▸ Short problem:
Give only the number of lines in the data that contain the word "Über".

Stored data
--- START ---
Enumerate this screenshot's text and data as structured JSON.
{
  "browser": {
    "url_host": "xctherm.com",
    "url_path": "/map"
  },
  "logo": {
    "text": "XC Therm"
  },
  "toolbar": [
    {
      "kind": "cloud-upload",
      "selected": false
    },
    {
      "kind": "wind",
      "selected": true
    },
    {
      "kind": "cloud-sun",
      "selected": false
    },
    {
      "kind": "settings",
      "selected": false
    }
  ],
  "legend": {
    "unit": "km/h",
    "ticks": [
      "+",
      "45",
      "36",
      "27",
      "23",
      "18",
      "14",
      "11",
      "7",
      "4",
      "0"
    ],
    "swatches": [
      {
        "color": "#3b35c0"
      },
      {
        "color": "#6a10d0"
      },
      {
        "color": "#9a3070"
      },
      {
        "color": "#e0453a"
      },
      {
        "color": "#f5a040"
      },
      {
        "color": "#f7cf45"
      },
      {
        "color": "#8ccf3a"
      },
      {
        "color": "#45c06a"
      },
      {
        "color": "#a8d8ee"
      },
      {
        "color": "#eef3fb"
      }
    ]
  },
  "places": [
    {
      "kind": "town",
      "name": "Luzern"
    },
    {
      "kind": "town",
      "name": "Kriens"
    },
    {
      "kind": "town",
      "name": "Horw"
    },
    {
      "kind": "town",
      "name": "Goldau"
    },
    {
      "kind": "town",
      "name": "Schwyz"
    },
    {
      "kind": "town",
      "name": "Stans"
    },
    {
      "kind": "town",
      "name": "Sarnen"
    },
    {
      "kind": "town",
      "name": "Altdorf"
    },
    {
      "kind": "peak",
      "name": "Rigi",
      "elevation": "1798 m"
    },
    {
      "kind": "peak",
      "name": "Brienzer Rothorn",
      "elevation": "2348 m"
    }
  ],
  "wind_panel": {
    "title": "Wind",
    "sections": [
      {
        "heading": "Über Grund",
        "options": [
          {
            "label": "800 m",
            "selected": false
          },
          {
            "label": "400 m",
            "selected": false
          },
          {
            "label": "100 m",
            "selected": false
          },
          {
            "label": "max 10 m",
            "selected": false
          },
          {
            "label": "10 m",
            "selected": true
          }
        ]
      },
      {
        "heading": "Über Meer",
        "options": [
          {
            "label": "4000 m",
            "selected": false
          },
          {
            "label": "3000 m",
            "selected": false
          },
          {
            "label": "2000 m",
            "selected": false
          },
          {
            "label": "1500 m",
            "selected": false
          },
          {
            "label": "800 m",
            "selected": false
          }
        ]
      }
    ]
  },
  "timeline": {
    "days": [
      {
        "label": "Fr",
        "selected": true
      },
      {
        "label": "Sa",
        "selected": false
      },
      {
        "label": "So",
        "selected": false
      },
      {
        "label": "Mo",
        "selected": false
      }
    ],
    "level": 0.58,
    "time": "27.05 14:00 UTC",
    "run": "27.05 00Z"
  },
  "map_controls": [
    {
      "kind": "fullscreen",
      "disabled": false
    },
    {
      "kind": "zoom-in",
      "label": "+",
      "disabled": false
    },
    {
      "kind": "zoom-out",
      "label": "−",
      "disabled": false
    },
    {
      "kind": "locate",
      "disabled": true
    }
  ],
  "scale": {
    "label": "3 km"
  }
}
--- END ---
▸ The output:
2